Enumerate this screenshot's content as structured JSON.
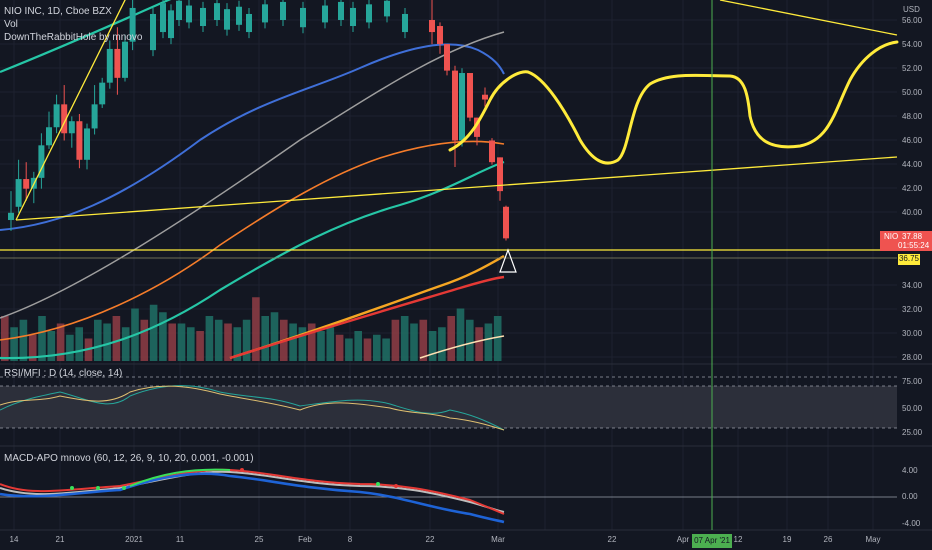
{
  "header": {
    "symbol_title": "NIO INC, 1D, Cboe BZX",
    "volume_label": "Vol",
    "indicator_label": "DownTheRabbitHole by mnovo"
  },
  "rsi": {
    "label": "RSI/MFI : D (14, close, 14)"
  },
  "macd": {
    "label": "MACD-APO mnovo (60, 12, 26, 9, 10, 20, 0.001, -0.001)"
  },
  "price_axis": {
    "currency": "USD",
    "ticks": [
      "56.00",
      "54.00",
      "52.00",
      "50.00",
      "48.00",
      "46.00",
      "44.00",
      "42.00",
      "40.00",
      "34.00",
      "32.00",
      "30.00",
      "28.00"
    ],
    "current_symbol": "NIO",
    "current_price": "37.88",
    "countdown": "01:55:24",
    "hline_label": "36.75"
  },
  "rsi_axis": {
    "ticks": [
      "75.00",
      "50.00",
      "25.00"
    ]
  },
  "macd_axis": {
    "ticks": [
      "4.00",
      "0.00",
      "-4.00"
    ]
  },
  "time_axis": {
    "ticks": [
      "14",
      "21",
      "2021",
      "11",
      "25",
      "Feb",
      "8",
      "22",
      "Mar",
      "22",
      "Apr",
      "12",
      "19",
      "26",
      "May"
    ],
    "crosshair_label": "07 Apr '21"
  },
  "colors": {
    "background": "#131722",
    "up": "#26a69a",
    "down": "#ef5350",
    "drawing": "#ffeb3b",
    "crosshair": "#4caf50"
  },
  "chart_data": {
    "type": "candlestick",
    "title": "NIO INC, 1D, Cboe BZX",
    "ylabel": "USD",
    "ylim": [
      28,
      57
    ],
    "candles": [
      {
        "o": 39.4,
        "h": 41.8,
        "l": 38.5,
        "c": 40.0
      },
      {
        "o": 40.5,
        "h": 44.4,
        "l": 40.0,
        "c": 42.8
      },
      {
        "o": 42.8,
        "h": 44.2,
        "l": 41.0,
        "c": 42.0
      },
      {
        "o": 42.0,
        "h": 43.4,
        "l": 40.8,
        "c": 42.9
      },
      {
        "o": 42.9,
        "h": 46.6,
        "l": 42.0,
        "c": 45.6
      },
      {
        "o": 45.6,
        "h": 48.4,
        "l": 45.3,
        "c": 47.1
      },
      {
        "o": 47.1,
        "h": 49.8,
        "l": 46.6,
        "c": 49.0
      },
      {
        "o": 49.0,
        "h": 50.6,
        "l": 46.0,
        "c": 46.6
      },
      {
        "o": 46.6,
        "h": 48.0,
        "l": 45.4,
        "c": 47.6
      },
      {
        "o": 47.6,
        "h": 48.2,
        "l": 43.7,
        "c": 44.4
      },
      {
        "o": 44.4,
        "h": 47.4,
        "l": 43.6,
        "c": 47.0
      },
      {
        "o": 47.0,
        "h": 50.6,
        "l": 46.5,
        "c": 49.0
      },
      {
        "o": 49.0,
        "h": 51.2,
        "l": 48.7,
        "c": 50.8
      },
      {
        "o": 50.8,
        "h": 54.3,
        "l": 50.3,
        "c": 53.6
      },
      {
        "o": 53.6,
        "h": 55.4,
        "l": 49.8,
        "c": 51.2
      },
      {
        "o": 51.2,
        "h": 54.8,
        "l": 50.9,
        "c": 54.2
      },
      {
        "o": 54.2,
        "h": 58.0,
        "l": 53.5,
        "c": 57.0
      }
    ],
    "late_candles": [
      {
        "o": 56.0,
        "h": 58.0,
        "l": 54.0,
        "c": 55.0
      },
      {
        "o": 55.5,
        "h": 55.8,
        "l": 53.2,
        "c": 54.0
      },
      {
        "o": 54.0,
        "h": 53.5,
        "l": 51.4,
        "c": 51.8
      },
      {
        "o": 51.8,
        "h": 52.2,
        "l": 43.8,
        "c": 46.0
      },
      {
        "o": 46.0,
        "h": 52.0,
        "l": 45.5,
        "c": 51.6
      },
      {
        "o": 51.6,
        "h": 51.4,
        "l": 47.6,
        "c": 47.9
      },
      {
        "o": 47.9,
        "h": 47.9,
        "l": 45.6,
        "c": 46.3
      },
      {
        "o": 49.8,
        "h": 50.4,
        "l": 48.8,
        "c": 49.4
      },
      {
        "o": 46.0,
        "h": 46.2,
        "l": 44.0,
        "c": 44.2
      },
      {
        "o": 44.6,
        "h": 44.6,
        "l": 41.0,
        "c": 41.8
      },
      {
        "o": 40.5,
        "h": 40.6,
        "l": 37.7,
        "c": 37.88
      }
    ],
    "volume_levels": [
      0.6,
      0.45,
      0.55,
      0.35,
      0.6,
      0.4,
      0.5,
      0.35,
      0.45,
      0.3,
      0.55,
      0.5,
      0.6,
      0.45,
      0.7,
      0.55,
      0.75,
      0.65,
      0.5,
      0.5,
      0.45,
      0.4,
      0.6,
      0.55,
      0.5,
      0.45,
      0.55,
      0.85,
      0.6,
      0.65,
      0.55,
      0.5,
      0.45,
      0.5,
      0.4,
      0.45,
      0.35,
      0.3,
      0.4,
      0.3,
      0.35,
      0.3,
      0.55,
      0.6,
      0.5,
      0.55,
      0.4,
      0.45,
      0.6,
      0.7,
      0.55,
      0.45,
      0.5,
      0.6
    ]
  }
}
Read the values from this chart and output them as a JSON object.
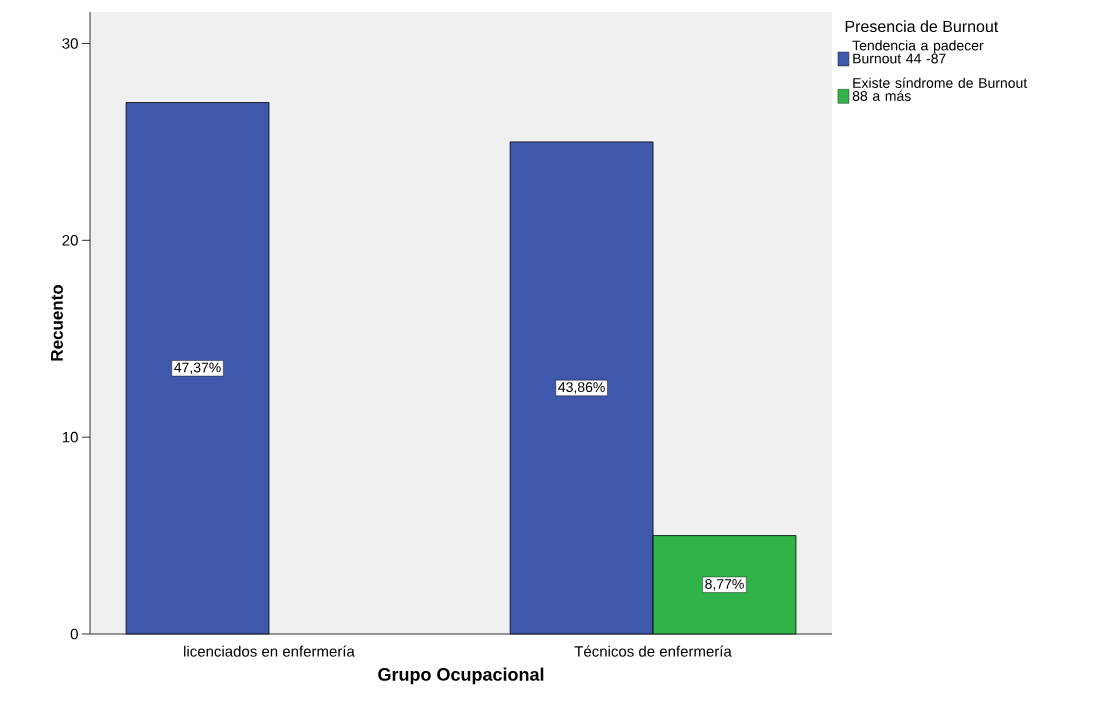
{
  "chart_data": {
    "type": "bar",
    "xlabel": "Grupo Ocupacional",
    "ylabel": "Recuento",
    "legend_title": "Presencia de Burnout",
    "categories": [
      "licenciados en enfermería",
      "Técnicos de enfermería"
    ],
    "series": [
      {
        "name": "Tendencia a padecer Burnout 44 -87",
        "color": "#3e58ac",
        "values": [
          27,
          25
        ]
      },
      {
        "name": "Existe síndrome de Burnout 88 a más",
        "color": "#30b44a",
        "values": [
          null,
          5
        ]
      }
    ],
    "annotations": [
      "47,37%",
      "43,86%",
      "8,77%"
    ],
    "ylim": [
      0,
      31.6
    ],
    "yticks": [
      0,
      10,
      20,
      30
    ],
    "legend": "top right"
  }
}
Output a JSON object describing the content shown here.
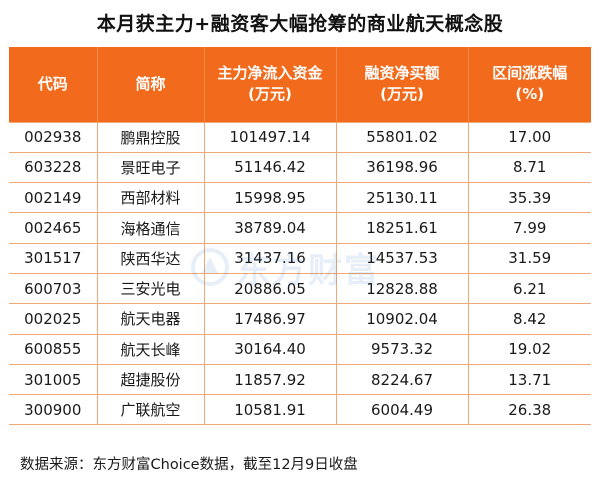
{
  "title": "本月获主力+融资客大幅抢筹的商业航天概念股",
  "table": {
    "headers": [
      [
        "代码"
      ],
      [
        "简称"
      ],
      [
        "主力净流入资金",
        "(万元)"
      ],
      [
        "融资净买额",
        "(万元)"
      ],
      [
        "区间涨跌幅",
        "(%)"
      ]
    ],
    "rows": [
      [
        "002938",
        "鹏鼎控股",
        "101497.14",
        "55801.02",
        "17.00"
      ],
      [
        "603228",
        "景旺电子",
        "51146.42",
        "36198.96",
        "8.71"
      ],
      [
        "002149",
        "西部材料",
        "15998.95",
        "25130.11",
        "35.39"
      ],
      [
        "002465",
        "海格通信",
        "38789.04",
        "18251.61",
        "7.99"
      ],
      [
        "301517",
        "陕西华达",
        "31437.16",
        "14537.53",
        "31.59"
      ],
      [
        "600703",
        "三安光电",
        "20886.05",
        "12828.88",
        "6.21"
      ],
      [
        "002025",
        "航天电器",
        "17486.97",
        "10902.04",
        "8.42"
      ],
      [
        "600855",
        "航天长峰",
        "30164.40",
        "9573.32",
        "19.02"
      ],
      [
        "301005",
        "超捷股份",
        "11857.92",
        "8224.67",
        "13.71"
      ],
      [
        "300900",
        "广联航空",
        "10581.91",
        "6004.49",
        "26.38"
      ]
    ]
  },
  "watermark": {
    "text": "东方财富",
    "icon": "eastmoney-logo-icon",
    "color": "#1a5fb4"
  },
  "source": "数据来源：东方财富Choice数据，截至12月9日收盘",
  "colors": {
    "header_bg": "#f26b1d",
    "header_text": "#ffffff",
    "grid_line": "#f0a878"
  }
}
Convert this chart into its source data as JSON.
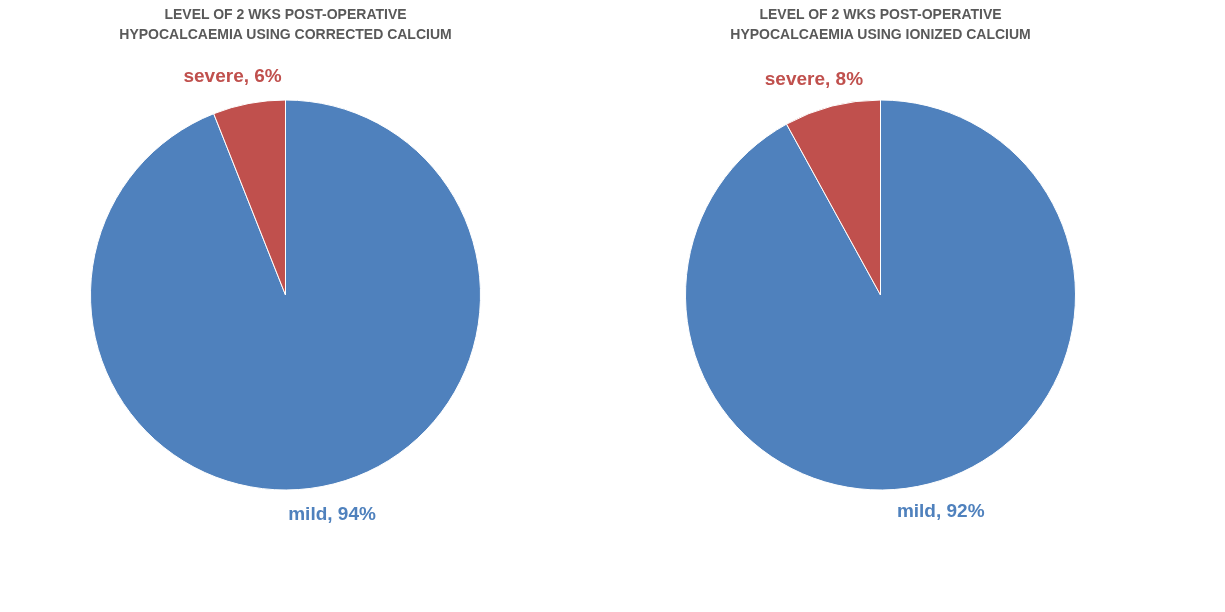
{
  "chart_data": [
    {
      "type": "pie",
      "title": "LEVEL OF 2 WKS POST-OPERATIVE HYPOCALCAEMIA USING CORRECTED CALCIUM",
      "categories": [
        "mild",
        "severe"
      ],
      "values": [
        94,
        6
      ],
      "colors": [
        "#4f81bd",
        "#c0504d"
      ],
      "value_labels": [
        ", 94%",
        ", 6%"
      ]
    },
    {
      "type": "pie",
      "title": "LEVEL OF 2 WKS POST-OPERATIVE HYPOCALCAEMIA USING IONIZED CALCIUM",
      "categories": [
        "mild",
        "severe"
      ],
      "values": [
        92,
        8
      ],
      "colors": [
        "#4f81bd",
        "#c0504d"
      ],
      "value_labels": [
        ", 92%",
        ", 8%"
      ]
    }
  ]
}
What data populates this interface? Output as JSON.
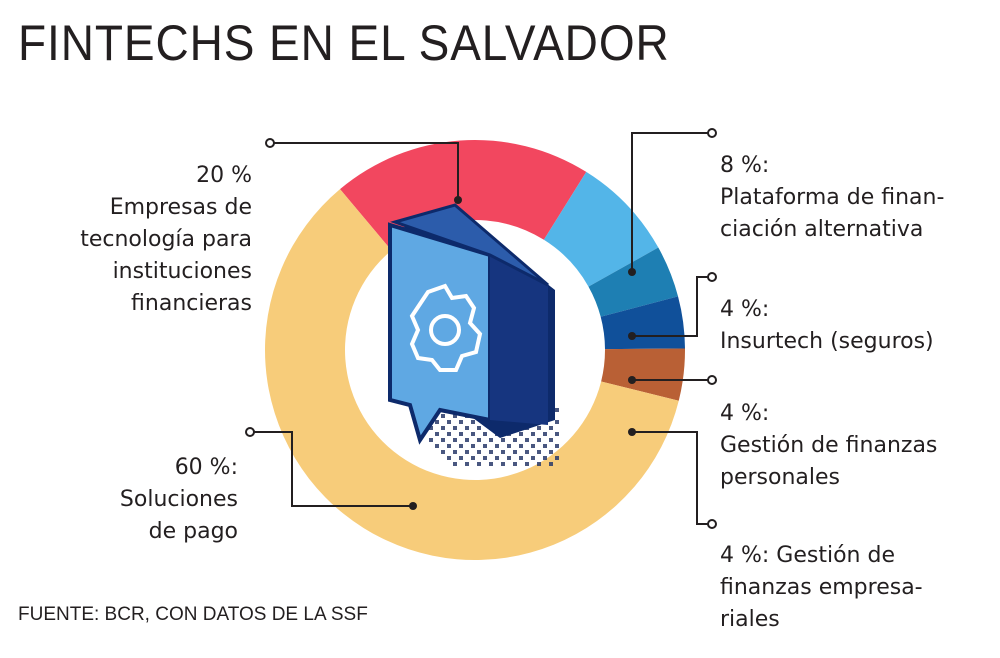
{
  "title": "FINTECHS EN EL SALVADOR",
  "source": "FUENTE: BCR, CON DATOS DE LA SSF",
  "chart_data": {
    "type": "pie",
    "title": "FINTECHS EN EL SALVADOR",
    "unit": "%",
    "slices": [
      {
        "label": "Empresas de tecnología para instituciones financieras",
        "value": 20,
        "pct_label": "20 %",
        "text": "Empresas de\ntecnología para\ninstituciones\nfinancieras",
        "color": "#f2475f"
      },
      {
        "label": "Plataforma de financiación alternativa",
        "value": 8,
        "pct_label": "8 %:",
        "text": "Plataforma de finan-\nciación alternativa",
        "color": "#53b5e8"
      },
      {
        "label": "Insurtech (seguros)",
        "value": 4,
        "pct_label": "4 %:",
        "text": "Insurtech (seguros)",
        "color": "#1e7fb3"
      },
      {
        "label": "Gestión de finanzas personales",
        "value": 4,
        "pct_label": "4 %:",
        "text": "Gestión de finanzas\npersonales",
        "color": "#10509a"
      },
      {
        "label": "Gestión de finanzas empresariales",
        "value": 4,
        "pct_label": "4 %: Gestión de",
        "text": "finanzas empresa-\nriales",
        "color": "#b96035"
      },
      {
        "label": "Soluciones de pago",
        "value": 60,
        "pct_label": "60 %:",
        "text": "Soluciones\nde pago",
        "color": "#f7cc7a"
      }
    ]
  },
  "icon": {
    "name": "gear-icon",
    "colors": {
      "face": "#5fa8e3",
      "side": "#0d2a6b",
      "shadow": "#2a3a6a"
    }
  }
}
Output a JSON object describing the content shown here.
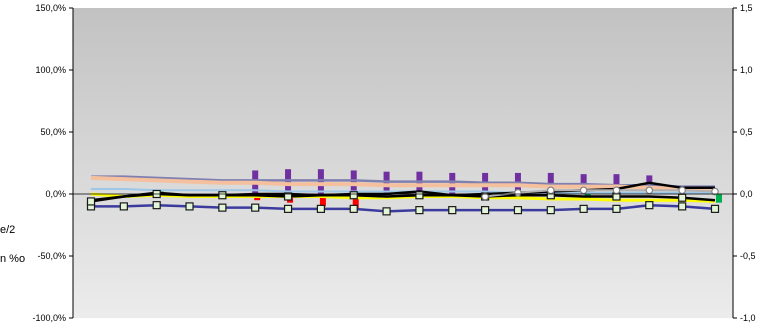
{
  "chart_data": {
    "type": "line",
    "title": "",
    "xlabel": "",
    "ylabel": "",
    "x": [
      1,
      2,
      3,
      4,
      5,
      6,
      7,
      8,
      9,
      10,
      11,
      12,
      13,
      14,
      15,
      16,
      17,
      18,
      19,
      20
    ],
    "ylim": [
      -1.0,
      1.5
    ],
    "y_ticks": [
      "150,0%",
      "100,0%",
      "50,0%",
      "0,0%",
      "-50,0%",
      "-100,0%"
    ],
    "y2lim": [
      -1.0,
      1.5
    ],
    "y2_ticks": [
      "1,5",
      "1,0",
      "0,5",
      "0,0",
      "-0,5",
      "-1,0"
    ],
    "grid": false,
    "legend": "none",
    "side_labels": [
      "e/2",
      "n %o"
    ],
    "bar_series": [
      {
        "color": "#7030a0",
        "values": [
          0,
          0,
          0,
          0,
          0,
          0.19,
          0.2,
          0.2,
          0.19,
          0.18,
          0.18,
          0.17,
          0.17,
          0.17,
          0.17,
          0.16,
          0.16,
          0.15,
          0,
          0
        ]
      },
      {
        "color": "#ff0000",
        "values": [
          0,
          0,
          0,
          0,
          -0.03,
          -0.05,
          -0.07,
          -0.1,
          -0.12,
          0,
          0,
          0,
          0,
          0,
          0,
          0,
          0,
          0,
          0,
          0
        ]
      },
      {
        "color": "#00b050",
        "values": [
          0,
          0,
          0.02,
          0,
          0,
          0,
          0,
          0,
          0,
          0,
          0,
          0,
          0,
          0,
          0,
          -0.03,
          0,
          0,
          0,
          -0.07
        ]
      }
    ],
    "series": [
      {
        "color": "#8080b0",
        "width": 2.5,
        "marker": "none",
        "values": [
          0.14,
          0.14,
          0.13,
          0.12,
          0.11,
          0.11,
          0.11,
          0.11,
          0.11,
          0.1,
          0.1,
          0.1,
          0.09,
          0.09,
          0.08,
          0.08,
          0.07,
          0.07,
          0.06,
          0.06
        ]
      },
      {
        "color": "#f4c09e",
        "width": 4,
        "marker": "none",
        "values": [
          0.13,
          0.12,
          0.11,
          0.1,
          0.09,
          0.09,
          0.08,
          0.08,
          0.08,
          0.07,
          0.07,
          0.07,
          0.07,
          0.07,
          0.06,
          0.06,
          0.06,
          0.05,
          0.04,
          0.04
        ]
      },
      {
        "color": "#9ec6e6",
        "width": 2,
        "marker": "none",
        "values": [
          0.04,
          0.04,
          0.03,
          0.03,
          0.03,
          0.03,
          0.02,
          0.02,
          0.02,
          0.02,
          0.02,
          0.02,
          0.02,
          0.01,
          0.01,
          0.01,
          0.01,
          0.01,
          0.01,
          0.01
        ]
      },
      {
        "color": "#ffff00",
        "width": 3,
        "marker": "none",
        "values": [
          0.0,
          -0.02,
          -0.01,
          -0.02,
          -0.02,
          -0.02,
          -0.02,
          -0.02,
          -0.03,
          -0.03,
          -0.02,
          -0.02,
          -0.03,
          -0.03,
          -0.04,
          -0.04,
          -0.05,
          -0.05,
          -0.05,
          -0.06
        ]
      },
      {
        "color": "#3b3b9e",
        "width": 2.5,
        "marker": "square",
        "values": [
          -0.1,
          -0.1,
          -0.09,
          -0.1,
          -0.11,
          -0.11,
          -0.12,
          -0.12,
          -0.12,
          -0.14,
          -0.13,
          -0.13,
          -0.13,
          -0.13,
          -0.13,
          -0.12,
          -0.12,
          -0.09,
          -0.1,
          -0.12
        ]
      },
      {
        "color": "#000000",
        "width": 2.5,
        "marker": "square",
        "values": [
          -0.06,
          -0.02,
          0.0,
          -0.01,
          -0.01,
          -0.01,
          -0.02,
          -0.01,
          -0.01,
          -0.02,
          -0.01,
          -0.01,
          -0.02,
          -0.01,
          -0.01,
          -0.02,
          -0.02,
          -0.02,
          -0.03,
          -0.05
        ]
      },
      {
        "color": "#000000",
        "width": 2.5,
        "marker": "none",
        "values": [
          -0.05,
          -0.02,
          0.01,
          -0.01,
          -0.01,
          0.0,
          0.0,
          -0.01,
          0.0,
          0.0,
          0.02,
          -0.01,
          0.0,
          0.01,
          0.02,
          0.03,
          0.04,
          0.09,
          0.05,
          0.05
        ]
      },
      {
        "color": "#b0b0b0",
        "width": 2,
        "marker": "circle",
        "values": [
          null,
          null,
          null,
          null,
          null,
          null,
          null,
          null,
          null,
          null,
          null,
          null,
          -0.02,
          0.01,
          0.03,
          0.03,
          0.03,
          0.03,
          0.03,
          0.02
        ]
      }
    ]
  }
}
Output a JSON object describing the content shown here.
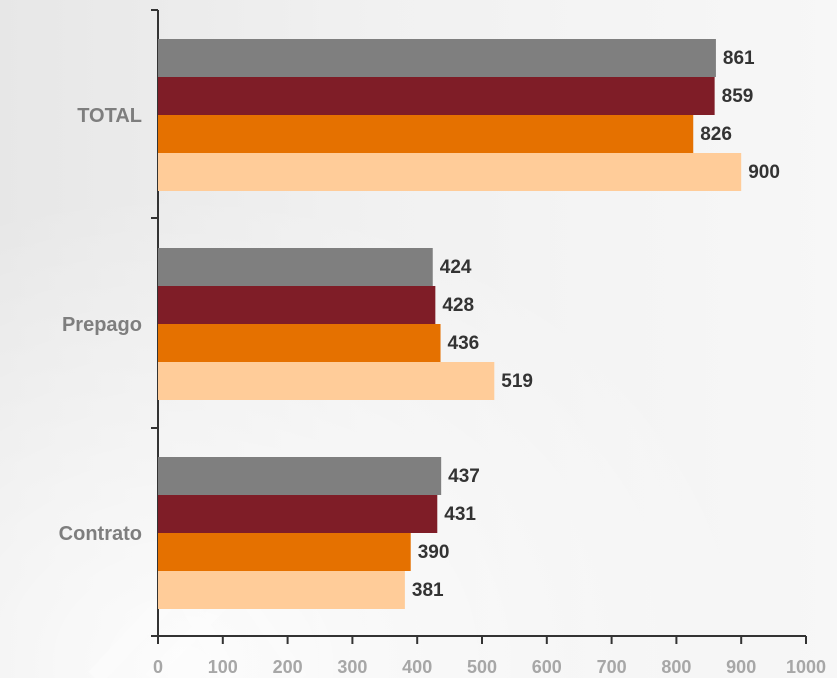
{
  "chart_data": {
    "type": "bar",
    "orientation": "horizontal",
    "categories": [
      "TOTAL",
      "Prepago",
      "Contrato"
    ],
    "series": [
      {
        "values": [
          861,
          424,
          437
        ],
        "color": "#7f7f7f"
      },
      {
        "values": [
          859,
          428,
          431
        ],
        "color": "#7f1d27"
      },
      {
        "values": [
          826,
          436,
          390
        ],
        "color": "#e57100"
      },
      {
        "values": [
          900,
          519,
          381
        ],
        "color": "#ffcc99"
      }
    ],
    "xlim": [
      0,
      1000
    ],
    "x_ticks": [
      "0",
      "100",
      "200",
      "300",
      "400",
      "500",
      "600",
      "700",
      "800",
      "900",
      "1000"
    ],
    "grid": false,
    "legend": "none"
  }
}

### Exercise goal
Across the records, how many lines contain "Soluciones"? Only the number should be given.

### Written reply
2